All of the listing below must be repeated word for word. Pictures are the only thing to omit.

DATASET ROWS:
↓↓↓
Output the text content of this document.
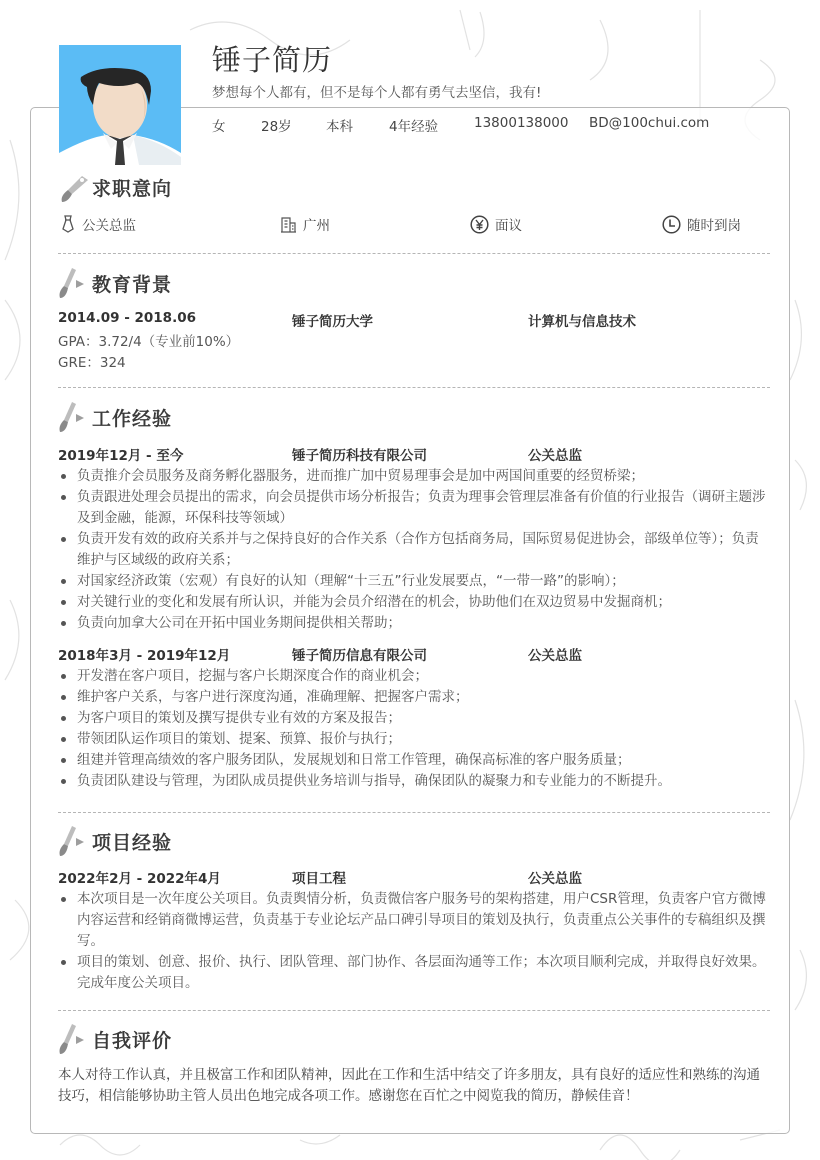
锤子简历
梦想每个人都有，但不是每个人都有勇气去坚信，我有!
女	28岁	本科	4年经验	13800138000	BD@100chui.com
求职意向
公关总监	广州	面议	随时到岗
教育背景
2014.09 - 2018.06	锤子简历大学	计算机与信息技术
GPA：3.72/4（专业前10%）
GRE：324
工作经验
2019年12月 - 至今	锤子简历科技有限公司	公关总监
负责推介会员服务及商务孵化器服务，进而推广加中贸易理事会是加中两国间重要的经贸桥梁；
负责跟进处理会员提出的需求，向会员提供市场分析报告；负责为理事会管理层准备有价值的行业报告（调研主题涉及到金融，能源，环保科技等领域）
负责开发有效的政府关系并与之保持良好的合作关系（合作方包括商务局，国际贸易促进协会，部级单位等）；负责维护与区域级的政府关系；
对国家经济政策（宏观）有良好的认知（理解“十三五”行业发展要点，“一带一路”的影响）；
对关键行业的变化和发展有所认识，并能为会员介绍潜在的机会，协助他们在双边贸易中发掘商机；
负责向加拿大公司在开拓中国业务期间提供相关帮助；
2018年3月 - 2019年12月	锤子简历信息有限公司	公关总监
开发潜在客户项目，挖掘与客户长期深度合作的商业机会；
维护客户关系，与客户进行深度沟通，准确理解、把握客户需求；
为客户项目的策划及撰写提供专业有效的方案及报告；
带领团队运作项目的策划、提案、预算、报价与执行；
组建并管理高绩效的客户服务团队，发展规划和日常工作管理，确保高标准的客户服务质量；
负责团队建设与管理，为团队成员提供业务培训与指导，确保团队的凝聚力和专业能力的不断提升。
项目经验
2022年2月 - 2022年4月	项目工程	公关总监
本次项目是一次年度公关项目。负责舆情分析，负责微信客户服务号的架构搭建，用户CSR管理，负责客户官方微博内容运营和经销商微博运营，负责基于专业论坛产品口碑引导项目的策划及执行，负责重点公关事件的专稿组织及撰写。
项目的策划、创意、报价、执行、团队管理、部门协作、各层面沟通等工作；本次项目顺利完成，并取得良好效果。完成年度公关项目。
自我评价
本人对待工作认真，并且极富工作和团队精神，因此在工作和生活中结交了许多朋友，具有良好的适应性和熟练的沟通技巧，相信能够协助主管人员出色地完成各项工作。感谢您在百忙之中阅览我的简历，静候佳音！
↑↑↑
SOLUTION TO THIS TASK:
Output the text content of this document.
锤子简历
梦想每个人都有，但不是每个人都有勇气去坚信，我有!
女	28岁	本科	4年经验	13800138000	BD@100chui.com
求职意向
公关总监	广州	面议	随时到岗
教育背景
2014.09 - 2018.06	锤子简历大学	计算机与信息技术
GPA：3.72/4（专业前10%）
GRE：324
工作经验
2019年12月 - 至今	锤子简历科技有限公司	公关总监
负责推介会员服务及商务孵化器服务，进而推广加中贸易理事会是加中两国间重要的经贸桥梁；
负责跟进处理会员提出的需求，向会员提供市场分析报告；负责为理事会管理层准备有价值的行业报告（调研主题涉及到金融，能源，环保科技等领域）
负责开发有效的政府关系并与之保持良好的合作关系（合作方包括商务局，国际贸易促进协会，部级单位等）；负责维护与区域级的政府关系；
对国家经济政策（宏观）有良好的认知（理解“十三五”行业发展要点，“一带一路”的影响）；
对关键行业的变化和发展有所认识，并能为会员介绍潜在的机会，协助他们在双边贸易中发掘商机；
负责向加拿大公司在开拓中国业务期间提供相关帮助；
2018年3月 - 2019年12月	锤子简历信息有限公司	公关总监
开发潜在客户项目，挖掘与客户长期深度合作的商业机会；
维护客户关系，与客户进行深度沟通，准确理解、把握客户需求；
为客户项目的策划及撰写提供专业有效的方案及报告；
带领团队运作项目的策划、提案、预算、报价与执行；
组建并管理高绩效的客户服务团队，发展规划和日常工作管理，确保高标准的客户服务质量；
负责团队建设与管理，为团队成员提供业务培训与指导，确保团队的凝聚力和专业能力的不断提升。
项目经验
2022年2月 - 2022年4月	项目工程	公关总监
本次项目是一次年度公关项目。负责舆情分析，负责微信客户服务号的架构搭建，用户CSR管理，负责客户官方微博内容运营和经销商微博运营，负责基于专业论坛产品口碑引导项目的策划及执行，负责重点公关事件的专稿组织及撰写。
项目的策划、创意、报价、执行、团队管理、部门协作、各层面沟通等工作；本次项目顺利完成，并取得良好效果。完成年度公关项目。
自我评价
本人对待工作认真，并且极富工作和团队精神，因此在工作和生活中结交了许多朋友，具有良好的适应性和熟练的沟通技巧，相信能够协助主管人员出色地完成各项工作。感谢您在百忙之中阅览我的简历，静候佳音！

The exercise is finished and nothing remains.